Required work -
Out of the lines below, please list those that hold the string "kernel".

(Stored data)
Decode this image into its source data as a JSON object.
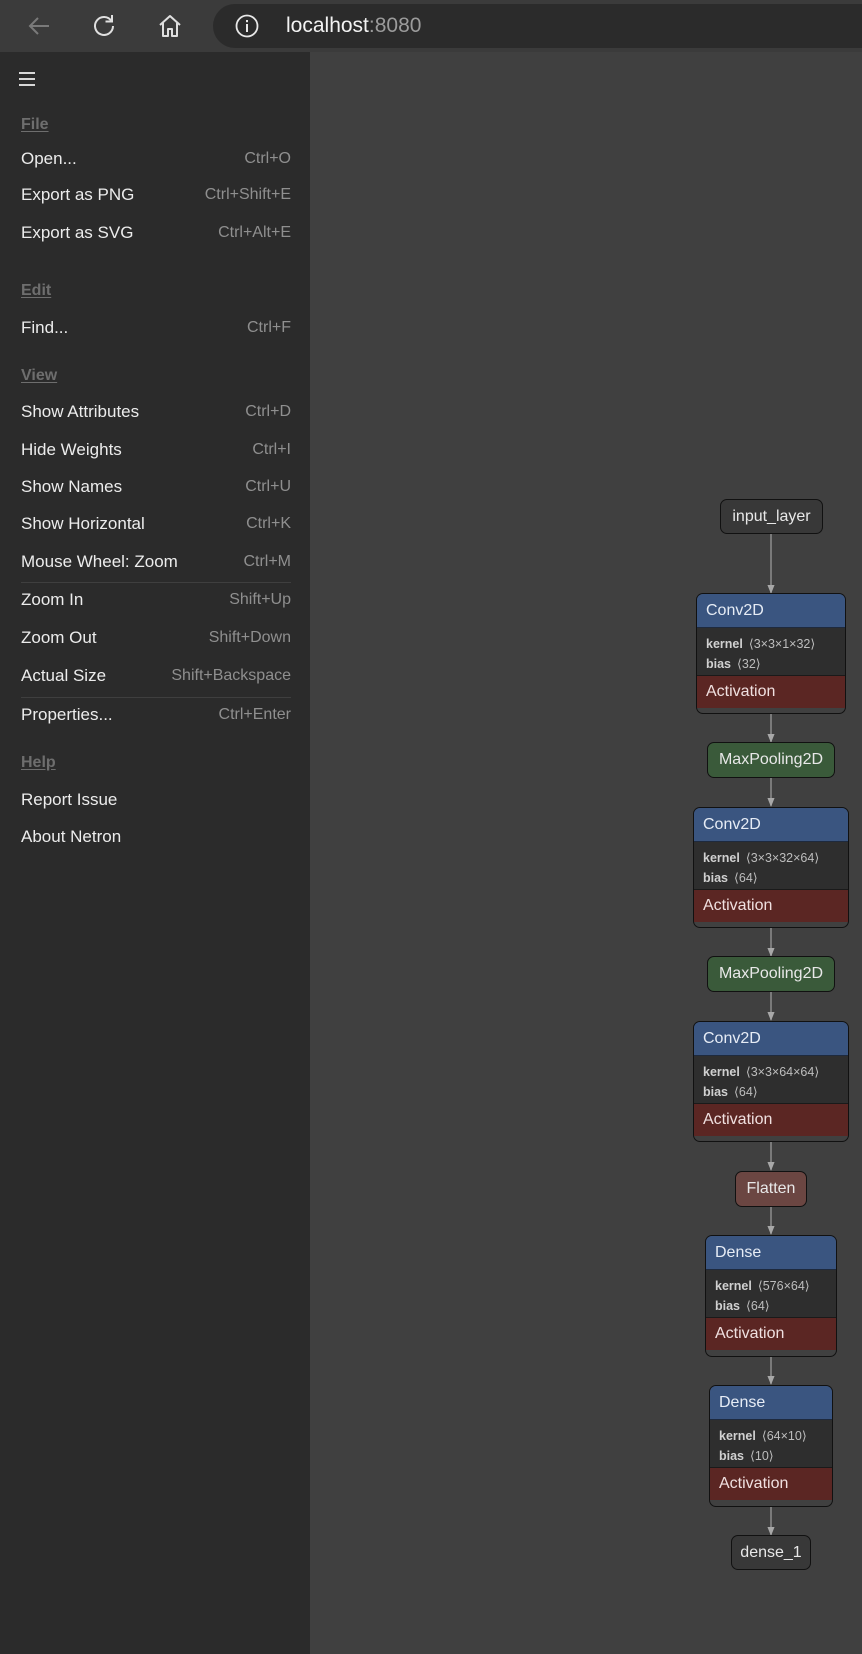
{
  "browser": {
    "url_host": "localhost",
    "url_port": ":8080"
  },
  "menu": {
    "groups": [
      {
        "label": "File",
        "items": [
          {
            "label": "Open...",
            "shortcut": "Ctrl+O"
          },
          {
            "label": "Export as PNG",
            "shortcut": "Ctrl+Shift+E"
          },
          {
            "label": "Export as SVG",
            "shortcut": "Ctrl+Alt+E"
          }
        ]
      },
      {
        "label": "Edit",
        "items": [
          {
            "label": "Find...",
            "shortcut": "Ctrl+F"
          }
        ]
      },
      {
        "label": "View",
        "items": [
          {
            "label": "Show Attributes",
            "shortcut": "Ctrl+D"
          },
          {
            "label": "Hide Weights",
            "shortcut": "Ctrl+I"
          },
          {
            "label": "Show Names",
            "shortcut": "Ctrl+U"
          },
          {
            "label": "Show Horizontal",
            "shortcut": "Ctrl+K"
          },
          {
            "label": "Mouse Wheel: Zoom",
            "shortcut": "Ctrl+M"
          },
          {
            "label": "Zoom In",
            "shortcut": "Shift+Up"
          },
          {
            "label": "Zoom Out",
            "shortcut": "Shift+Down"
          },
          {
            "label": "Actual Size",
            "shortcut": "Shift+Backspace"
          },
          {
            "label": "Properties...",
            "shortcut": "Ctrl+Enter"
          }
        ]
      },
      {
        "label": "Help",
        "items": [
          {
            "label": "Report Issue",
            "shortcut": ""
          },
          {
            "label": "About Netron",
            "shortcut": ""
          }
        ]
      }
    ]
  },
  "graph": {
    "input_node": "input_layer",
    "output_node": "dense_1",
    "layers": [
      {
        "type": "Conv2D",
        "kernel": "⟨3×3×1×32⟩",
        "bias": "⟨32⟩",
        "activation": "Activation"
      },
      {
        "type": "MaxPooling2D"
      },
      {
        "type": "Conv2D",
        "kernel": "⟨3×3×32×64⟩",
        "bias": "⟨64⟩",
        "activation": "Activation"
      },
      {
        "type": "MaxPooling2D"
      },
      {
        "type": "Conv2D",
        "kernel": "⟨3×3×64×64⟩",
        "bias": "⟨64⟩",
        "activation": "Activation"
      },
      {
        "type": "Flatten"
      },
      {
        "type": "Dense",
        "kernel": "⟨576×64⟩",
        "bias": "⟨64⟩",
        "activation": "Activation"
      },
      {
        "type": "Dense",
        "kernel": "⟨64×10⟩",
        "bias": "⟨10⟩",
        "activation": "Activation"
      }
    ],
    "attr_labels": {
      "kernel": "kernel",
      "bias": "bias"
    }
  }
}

Exercise solution -
        "kernel": "⟨3×3×1×32⟩",
        "kernel": "⟨3×3×32×64⟩",
        "kernel": "⟨3×3×64×64⟩",
        "kernel": "⟨576×64⟩",
        "kernel": "⟨64×10⟩",
      "kernel": "kernel",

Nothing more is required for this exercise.